Data extracted from a collection
%%
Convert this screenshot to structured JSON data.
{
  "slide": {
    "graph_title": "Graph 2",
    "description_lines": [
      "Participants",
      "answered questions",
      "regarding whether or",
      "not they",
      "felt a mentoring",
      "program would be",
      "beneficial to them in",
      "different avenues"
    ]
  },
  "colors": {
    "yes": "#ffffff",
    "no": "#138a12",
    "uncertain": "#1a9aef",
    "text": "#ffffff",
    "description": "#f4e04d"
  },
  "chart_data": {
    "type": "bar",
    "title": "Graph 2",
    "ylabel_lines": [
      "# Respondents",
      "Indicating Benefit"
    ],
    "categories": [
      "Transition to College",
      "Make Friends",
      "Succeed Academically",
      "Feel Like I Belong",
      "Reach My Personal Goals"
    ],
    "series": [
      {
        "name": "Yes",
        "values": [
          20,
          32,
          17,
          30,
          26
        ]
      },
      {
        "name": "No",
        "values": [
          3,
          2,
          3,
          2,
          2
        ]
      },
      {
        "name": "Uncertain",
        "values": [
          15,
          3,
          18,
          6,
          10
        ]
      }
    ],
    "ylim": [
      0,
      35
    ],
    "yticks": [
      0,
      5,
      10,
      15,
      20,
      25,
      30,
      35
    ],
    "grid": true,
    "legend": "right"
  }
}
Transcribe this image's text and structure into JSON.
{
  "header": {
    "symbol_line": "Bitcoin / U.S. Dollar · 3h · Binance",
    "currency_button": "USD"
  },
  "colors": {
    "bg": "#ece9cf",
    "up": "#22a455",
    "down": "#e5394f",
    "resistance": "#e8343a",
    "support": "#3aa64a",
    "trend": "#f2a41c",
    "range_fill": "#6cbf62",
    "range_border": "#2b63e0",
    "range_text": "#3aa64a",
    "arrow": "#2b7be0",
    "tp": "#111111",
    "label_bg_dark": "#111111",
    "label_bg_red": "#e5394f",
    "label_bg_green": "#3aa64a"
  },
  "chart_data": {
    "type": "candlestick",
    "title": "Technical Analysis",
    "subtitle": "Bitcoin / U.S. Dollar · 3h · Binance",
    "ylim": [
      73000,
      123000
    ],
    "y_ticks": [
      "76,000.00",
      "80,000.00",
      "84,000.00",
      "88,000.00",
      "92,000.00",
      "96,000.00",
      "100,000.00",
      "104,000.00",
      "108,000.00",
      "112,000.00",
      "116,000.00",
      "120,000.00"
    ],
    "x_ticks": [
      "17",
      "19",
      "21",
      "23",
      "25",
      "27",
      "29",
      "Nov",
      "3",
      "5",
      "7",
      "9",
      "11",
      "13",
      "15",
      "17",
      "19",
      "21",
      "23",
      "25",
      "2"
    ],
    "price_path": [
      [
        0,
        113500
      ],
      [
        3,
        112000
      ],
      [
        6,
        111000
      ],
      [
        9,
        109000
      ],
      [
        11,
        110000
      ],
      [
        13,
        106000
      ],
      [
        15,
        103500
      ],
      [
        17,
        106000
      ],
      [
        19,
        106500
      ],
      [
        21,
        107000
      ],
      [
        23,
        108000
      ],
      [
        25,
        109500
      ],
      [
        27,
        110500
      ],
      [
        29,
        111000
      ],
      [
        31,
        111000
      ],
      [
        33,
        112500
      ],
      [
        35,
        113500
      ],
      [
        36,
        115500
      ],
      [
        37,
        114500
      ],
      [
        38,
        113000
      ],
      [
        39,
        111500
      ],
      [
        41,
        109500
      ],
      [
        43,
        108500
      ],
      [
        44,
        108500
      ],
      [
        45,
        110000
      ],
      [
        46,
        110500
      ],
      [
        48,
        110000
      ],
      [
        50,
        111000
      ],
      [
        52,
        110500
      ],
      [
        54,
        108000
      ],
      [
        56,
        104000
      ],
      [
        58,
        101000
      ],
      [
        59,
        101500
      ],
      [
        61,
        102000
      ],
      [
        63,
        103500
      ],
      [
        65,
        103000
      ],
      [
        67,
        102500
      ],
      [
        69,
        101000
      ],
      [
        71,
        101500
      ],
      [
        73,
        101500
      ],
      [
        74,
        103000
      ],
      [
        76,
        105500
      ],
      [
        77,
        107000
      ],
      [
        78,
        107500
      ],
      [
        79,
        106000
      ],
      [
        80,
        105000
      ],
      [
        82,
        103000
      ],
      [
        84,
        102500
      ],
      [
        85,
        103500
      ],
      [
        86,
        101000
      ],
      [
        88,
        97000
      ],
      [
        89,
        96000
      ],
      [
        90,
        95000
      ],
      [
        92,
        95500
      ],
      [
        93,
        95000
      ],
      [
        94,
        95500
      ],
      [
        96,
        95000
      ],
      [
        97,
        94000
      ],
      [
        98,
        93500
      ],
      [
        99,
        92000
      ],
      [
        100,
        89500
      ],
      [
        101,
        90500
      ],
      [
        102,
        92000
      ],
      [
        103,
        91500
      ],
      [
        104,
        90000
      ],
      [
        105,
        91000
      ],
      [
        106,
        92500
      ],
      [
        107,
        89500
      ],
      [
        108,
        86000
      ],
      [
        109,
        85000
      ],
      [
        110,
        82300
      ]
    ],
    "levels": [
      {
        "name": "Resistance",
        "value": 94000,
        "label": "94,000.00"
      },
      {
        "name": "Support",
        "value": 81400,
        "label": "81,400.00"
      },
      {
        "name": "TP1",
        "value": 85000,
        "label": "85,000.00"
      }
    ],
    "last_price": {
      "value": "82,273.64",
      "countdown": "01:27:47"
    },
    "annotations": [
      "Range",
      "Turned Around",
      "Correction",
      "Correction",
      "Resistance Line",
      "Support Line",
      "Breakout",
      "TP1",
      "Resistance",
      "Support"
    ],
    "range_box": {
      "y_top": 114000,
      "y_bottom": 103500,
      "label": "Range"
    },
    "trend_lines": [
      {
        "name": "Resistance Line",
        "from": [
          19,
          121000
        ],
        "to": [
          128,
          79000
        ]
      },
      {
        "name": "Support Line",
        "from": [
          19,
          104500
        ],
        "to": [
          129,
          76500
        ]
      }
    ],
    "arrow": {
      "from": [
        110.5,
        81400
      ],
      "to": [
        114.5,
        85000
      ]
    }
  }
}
%%
▶ **DO THIS**:
Transcribe the data. Leave every line exactly as it is.

▶ **EXERCISE OUTPUT**:
Convert this screenshot to structured JSON data.
{
  "slide": {
    "graph_title": "Graph 2",
    "description_lines": [
      "Participants",
      "answered questions",
      "regarding whether or",
      "not they",
      "felt a mentoring",
      "program would be",
      "beneficial to them in",
      "different avenues"
    ]
  },
  "colors": {
    "yes": "#ffffff",
    "no": "#138a12",
    "uncertain": "#1a9aef",
    "text": "#ffffff",
    "description": "#f4e04d"
  },
  "chart_data": {
    "type": "bar",
    "title": "Graph 2",
    "ylabel_lines": [
      "# Respondents",
      "Indicating Benefit"
    ],
    "categories": [
      "Transition to College",
      "Make Friends",
      "Succeed Academically",
      "Feel Like I Belong",
      "Reach My Personal Goals"
    ],
    "series": [
      {
        "name": "Yes",
        "values": [
          20,
          32,
          17,
          30,
          26
        ]
      },
      {
        "name": "No",
        "values": [
          3,
          2,
          3,
          2,
          2
        ]
      },
      {
        "name": "Uncertain",
        "values": [
          15,
          3,
          18,
          6,
          10
        ]
      }
    ],
    "ylim": [
      0,
      35
    ],
    "yticks": [
      0,
      5,
      10,
      15,
      20,
      25,
      30,
      35
    ],
    "grid": true,
    "legend": "right"
  }
}
Transcribe this image's text and structure into JSON.
{
  "header": {
    "symbol_line": "Bitcoin / U.S. Dollar · 3h · Binance",
    "currency_button": "USD"
  },
  "colors": {
    "bg": "#ece9cf",
    "up": "#22a455",
    "down": "#e5394f",
    "resistance": "#e8343a",
    "support": "#3aa64a",
    "trend": "#f2a41c",
    "range_fill": "#6cbf62",
    "range_border": "#2b63e0",
    "range_text": "#3aa64a",
    "arrow": "#2b7be0",
    "tp": "#111111",
    "label_bg_dark": "#111111",
    "label_bg_red": "#e5394f",
    "label_bg_green": "#3aa64a"
  },
  "chart_data": {
    "type": "candlestick",
    "title": "Technical Analysis",
    "subtitle": "Bitcoin / U.S. Dollar · 3h · Binance",
    "ylim": [
      73000,
      123000
    ],
    "y_ticks": [
      "76,000.00",
      "80,000.00",
      "84,000.00",
      "88,000.00",
      "92,000.00",
      "96,000.00",
      "100,000.00",
      "104,000.00",
      "108,000.00",
      "112,000.00",
      "116,000.00",
      "120,000.00"
    ],
    "x_ticks": [
      "17",
      "19",
      "21",
      "23",
      "25",
      "27",
      "29",
      "Nov",
      "3",
      "5",
      "7",
      "9",
      "11",
      "13",
      "15",
      "17",
      "19",
      "21",
      "23",
      "25",
      "2"
    ],
    "price_path": [
      [
        0,
        113500
      ],
      [
        3,
        112000
      ],
      [
        6,
        111000
      ],
      [
        9,
        109000
      ],
      [
        11,
        110000
      ],
      [
        13,
        106000
      ],
      [
        15,
        103500
      ],
      [
        17,
        106000
      ],
      [
        19,
        106500
      ],
      [
        21,
        107000
      ],
      [
        23,
        108000
      ],
      [
        25,
        109500
      ],
      [
        27,
        110500
      ],
      [
        29,
        111000
      ],
      [
        31,
        111000
      ],
      [
        33,
        112500
      ],
      [
        35,
        113500
      ],
      [
        36,
        115500
      ],
      [
        37,
        114500
      ],
      [
        38,
        113000
      ],
      [
        39,
        111500
      ],
      [
        41,
        109500
      ],
      [
        43,
        108500
      ],
      [
        44,
        108500
      ],
      [
        45,
        110000
      ],
      [
        46,
        110500
      ],
      [
        48,
        110000
      ],
      [
        50,
        111000
      ],
      [
        52,
        110500
      ],
      [
        54,
        108000
      ],
      [
        56,
        104000
      ],
      [
        58,
        101000
      ],
      [
        59,
        101500
      ],
      [
        61,
        102000
      ],
      [
        63,
        103500
      ],
      [
        65,
        103000
      ],
      [
        67,
        102500
      ],
      [
        69,
        101000
      ],
      [
        71,
        101500
      ],
      [
        73,
        101500
      ],
      [
        74,
        103000
      ],
      [
        76,
        105500
      ],
      [
        77,
        107000
      ],
      [
        78,
        107500
      ],
      [
        79,
        106000
      ],
      [
        80,
        105000
      ],
      [
        82,
        103000
      ],
      [
        84,
        102500
      ],
      [
        85,
        103500
      ],
      [
        86,
        101000
      ],
      [
        88,
        97000
      ],
      [
        89,
        96000
      ],
      [
        90,
        95000
      ],
      [
        92,
        95500
      ],
      [
        93,
        95000
      ],
      [
        94,
        95500
      ],
      [
        96,
        95000
      ],
      [
        97,
        94000
      ],
      [
        98,
        93500
      ],
      [
        99,
        92000
      ],
      [
        100,
        89500
      ],
      [
        101,
        90500
      ],
      [
        102,
        92000
      ],
      [
        103,
        91500
      ],
      [
        104,
        90000
      ],
      [
        105,
        91000
      ],
      [
        106,
        92500
      ],
      [
        107,
        89500
      ],
      [
        108,
        86000
      ],
      [
        109,
        85000
      ],
      [
        110,
        82300
      ]
    ],
    "levels": [
      {
        "name": "Resistance",
        "value": 94000,
        "label": "94,000.00"
      },
      {
        "name": "Support",
        "value": 81400,
        "label": "81,400.00"
      },
      {
        "name": "TP1",
        "value": 85000,
        "label": "85,000.00"
      }
    ],
    "last_price": {
      "value": "82,273.64",
      "countdown": "01:27:47"
    },
    "annotations": [
      "Range",
      "Turned Around",
      "Correction",
      "Correction",
      "Resistance Line",
      "Support Line",
      "Breakout",
      "TP1",
      "Resistance",
      "Support"
    ],
    "range_box": {
      "y_top": 114000,
      "y_bottom": 103500,
      "label": "Range"
    },
    "trend_lines": [
      {
        "name": "Resistance Line",
        "from": [
          19,
          121000
        ],
        "to": [
          128,
          79000
        ]
      },
      {
        "name": "Support Line",
        "from": [
          19,
          104500
        ],
        "to": [
          129,
          76500
        ]
      }
    ],
    "arrow": {
      "from": [
        110.5,
        81400
      ],
      "to": [
        114.5,
        85000
      ]
    }
  }
}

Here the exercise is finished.